> Aim of the exercise: Determine which lines of the records include the word "Eigenverbrauch", and copy them.

> Stored rows:
══════════════════════════════

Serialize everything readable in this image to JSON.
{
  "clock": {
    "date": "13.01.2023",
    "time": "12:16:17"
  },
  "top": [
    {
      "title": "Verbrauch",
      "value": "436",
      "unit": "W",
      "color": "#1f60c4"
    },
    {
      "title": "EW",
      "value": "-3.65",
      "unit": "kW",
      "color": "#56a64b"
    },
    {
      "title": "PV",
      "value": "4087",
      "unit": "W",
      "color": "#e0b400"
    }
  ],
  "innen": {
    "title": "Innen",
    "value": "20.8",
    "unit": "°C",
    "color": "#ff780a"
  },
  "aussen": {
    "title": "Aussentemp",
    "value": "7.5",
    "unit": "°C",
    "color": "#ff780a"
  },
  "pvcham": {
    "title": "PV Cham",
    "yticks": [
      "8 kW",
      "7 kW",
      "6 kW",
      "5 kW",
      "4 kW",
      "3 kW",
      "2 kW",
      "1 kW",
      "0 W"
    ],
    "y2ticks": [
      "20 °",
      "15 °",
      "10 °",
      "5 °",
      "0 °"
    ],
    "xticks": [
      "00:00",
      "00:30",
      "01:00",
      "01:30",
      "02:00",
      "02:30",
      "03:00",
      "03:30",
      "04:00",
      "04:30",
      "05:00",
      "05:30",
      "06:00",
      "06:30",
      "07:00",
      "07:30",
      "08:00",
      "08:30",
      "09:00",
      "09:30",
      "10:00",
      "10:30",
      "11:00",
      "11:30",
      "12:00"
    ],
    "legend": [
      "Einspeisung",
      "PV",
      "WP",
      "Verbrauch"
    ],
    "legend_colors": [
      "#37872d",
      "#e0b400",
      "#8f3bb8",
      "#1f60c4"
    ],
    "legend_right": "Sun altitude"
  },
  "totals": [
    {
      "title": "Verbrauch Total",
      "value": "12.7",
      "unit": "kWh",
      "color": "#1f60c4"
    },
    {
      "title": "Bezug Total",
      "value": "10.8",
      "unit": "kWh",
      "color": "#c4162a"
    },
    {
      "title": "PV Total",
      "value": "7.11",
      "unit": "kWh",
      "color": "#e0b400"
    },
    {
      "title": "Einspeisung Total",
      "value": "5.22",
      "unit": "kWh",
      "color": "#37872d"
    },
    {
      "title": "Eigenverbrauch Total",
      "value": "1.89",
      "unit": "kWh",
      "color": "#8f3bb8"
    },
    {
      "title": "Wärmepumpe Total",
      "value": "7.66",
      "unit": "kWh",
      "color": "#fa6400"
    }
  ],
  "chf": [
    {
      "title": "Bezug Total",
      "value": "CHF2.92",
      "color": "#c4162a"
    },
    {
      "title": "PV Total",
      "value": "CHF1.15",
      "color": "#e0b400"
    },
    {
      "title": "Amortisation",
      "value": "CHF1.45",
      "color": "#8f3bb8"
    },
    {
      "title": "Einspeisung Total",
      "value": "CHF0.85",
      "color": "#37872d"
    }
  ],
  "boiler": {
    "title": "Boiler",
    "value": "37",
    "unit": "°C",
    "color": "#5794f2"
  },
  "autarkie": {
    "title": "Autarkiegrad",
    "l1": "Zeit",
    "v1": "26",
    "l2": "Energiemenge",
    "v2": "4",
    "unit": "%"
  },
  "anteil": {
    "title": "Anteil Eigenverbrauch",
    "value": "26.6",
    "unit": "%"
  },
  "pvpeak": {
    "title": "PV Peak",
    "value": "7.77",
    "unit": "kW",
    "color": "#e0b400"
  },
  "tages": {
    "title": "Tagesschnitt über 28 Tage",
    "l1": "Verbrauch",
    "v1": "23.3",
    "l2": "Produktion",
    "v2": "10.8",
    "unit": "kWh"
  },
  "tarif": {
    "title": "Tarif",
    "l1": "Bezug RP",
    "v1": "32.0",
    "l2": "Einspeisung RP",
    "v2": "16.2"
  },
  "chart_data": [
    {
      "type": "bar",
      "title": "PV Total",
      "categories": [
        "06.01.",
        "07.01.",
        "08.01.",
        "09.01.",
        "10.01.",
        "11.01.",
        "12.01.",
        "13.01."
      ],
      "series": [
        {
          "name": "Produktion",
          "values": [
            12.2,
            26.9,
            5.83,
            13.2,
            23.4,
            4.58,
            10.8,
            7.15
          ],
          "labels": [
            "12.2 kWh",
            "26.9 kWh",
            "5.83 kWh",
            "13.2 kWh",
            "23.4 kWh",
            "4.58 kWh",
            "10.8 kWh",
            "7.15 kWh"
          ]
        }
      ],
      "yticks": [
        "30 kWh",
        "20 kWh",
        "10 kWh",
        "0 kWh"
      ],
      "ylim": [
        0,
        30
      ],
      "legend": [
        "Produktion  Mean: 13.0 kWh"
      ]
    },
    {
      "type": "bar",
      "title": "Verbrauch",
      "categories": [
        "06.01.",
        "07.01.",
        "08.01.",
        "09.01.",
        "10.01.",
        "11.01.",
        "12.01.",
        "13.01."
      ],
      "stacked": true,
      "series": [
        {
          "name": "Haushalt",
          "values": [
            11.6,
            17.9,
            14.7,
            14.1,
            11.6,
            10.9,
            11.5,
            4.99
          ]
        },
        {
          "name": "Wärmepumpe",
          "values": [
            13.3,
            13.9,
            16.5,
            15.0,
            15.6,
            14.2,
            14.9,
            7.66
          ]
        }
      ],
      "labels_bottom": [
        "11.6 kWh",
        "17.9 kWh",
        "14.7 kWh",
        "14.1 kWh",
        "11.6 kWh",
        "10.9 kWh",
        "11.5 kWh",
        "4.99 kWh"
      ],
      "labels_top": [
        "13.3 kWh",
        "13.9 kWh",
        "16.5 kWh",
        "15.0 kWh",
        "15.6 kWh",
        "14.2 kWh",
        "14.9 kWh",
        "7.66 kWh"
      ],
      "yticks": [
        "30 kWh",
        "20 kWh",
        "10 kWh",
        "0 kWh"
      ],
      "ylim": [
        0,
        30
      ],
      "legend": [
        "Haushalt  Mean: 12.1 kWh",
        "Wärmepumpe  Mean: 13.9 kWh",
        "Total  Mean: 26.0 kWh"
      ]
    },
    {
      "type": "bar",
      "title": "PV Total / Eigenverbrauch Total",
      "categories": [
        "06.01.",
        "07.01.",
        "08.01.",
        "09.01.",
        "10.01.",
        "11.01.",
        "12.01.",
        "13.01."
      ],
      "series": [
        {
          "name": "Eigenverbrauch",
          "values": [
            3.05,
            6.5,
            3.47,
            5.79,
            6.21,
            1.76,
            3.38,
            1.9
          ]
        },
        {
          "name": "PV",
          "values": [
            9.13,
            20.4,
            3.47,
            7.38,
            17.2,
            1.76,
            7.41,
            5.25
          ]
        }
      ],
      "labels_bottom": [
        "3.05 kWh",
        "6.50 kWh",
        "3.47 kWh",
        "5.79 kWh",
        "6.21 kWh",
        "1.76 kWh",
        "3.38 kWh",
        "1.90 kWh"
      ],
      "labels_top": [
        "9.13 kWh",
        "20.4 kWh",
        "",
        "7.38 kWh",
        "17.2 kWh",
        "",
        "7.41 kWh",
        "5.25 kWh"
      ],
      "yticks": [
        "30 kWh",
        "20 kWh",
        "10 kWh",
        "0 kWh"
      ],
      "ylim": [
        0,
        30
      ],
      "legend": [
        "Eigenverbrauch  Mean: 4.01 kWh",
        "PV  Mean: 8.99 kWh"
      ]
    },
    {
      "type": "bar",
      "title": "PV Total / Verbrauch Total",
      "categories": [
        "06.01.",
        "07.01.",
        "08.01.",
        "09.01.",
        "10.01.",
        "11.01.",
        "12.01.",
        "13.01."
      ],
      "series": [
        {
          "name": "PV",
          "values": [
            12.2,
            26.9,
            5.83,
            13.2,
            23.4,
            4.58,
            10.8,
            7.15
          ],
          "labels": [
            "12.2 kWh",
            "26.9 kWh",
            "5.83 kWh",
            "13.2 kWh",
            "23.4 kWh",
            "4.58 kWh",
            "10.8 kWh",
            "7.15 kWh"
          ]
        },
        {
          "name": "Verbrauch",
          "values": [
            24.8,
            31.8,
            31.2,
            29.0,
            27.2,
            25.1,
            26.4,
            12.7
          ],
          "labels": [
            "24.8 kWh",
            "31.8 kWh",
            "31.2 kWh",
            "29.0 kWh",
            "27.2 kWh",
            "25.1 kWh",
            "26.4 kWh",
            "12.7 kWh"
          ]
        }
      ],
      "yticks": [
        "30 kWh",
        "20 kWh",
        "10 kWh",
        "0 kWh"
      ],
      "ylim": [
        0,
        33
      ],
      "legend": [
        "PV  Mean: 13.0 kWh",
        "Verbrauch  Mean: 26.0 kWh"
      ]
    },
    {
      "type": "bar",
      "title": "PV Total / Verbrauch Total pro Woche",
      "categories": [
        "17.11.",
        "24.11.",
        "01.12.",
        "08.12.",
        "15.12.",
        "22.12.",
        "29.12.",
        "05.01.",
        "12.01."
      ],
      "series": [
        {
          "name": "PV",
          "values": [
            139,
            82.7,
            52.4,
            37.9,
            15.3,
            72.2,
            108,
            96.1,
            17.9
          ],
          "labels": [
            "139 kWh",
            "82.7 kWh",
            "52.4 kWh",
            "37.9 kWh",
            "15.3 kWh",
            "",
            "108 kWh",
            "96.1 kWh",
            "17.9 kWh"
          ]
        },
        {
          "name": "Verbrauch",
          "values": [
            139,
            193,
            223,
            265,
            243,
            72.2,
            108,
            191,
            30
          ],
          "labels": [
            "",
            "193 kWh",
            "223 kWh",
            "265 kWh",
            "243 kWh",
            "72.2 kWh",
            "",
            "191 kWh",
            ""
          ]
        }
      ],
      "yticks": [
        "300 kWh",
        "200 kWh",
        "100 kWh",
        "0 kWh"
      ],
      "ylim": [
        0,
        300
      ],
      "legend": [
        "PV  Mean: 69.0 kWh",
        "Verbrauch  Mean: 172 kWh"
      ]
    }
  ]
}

══════════════════════════════

> Completed task:
      "title": "Eigenverbrauch Total",
    "title": "Anteil Eigenverbrauch",
      "title": "PV Total / Eigenverbrauch Total",
          "name": "Eigenverbrauch",
        "Eigenverbrauch  Mean: 4.01 kWh",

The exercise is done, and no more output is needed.